**YOUR GOAL:**
Below are some records: retype them all exactly, but not the pictures.
— BEGIN —
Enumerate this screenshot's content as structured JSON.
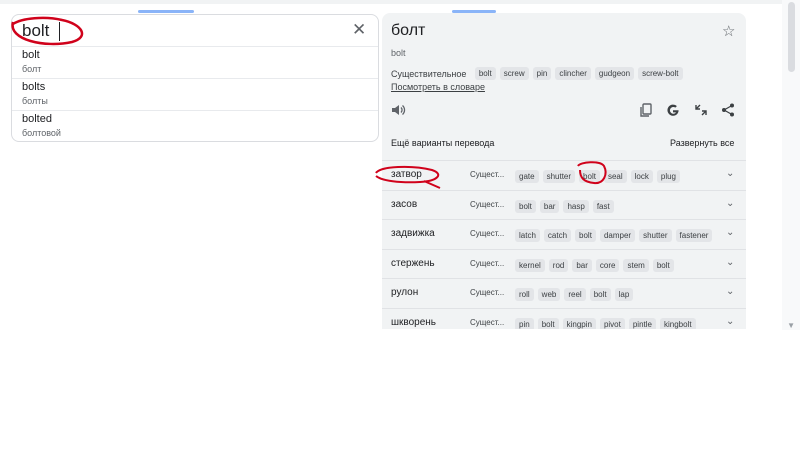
{
  "search": {
    "value": "bolt",
    "clear_icon": "close-icon"
  },
  "suggestions": [
    {
      "word": "bolt",
      "translation": "болт"
    },
    {
      "word": "bolts",
      "translation": "болты"
    },
    {
      "word": "bolted",
      "translation": "болтовой"
    }
  ],
  "result": {
    "title": "болт",
    "transliteration": "bolt",
    "part_of_speech": "Существительное",
    "synonyms": [
      "bolt",
      "screw",
      "pin",
      "clincher",
      "gudgeon",
      "screw-bolt"
    ],
    "dictionary_link": "Посмотреть в словаре",
    "icons": [
      "speaker-icon",
      "copy-icon",
      "google-icon",
      "feedback-icon",
      "share-icon",
      "star-icon"
    ]
  },
  "alternatives": {
    "header": "Ещё варианты перевода",
    "expand_all": "Развернуть все",
    "rows": [
      {
        "word": "затвор",
        "pos": "Сущест...",
        "chips": [
          "gate",
          "shutter",
          "bolt",
          "seal",
          "lock",
          "plug"
        ]
      },
      {
        "word": "засов",
        "pos": "Сущест...",
        "chips": [
          "bolt",
          "bar",
          "hasp",
          "fast"
        ]
      },
      {
        "word": "задвижка",
        "pos": "Сущест...",
        "chips": [
          "latch",
          "catch",
          "bolt",
          "damper",
          "shutter",
          "fastener"
        ]
      },
      {
        "word": "стержень",
        "pos": "Сущест...",
        "chips": [
          "kernel",
          "rod",
          "bar",
          "core",
          "stem",
          "bolt"
        ]
      },
      {
        "word": "рулон",
        "pos": "Сущест...",
        "chips": [
          "roll",
          "web",
          "reel",
          "bolt",
          "lap"
        ]
      },
      {
        "word": "шкворень",
        "pos": "Сущест...",
        "chips": [
          "pin",
          "bolt",
          "kingpin",
          "pivot",
          "pintle",
          "kingbolt"
        ]
      }
    ]
  },
  "colors": {
    "annotation": "#d0021b",
    "panel": "#f1f3f4",
    "chip": "#e3e5e8"
  }
}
— END —
**THE OUTPUT:**
Enumerate this screenshot's content as structured JSON.
{
  "search": {
    "value": "bolt",
    "clear_icon": "close-icon"
  },
  "suggestions": [
    {
      "word": "bolt",
      "translation": "болт"
    },
    {
      "word": "bolts",
      "translation": "болты"
    },
    {
      "word": "bolted",
      "translation": "болтовой"
    }
  ],
  "result": {
    "title": "болт",
    "transliteration": "bolt",
    "part_of_speech": "Существительное",
    "synonyms": [
      "bolt",
      "screw",
      "pin",
      "clincher",
      "gudgeon",
      "screw-bolt"
    ],
    "dictionary_link": "Посмотреть в словаре",
    "icons": [
      "speaker-icon",
      "copy-icon",
      "google-icon",
      "feedback-icon",
      "share-icon",
      "star-icon"
    ]
  },
  "alternatives": {
    "header": "Ещё варианты перевода",
    "expand_all": "Развернуть все",
    "rows": [
      {
        "word": "затвор",
        "pos": "Сущест...",
        "chips": [
          "gate",
          "shutter",
          "bolt",
          "seal",
          "lock",
          "plug"
        ]
      },
      {
        "word": "засов",
        "pos": "Сущест...",
        "chips": [
          "bolt",
          "bar",
          "hasp",
          "fast"
        ]
      },
      {
        "word": "задвижка",
        "pos": "Сущест...",
        "chips": [
          "latch",
          "catch",
          "bolt",
          "damper",
          "shutter",
          "fastener"
        ]
      },
      {
        "word": "стержень",
        "pos": "Сущест...",
        "chips": [
          "kernel",
          "rod",
          "bar",
          "core",
          "stem",
          "bolt"
        ]
      },
      {
        "word": "рулон",
        "pos": "Сущест...",
        "chips": [
          "roll",
          "web",
          "reel",
          "bolt",
          "lap"
        ]
      },
      {
        "word": "шкворень",
        "pos": "Сущест...",
        "chips": [
          "pin",
          "bolt",
          "kingpin",
          "pivot",
          "pintle",
          "kingbolt"
        ]
      }
    ]
  },
  "colors": {
    "annotation": "#d0021b",
    "panel": "#f1f3f4",
    "chip": "#e3e5e8"
  }
}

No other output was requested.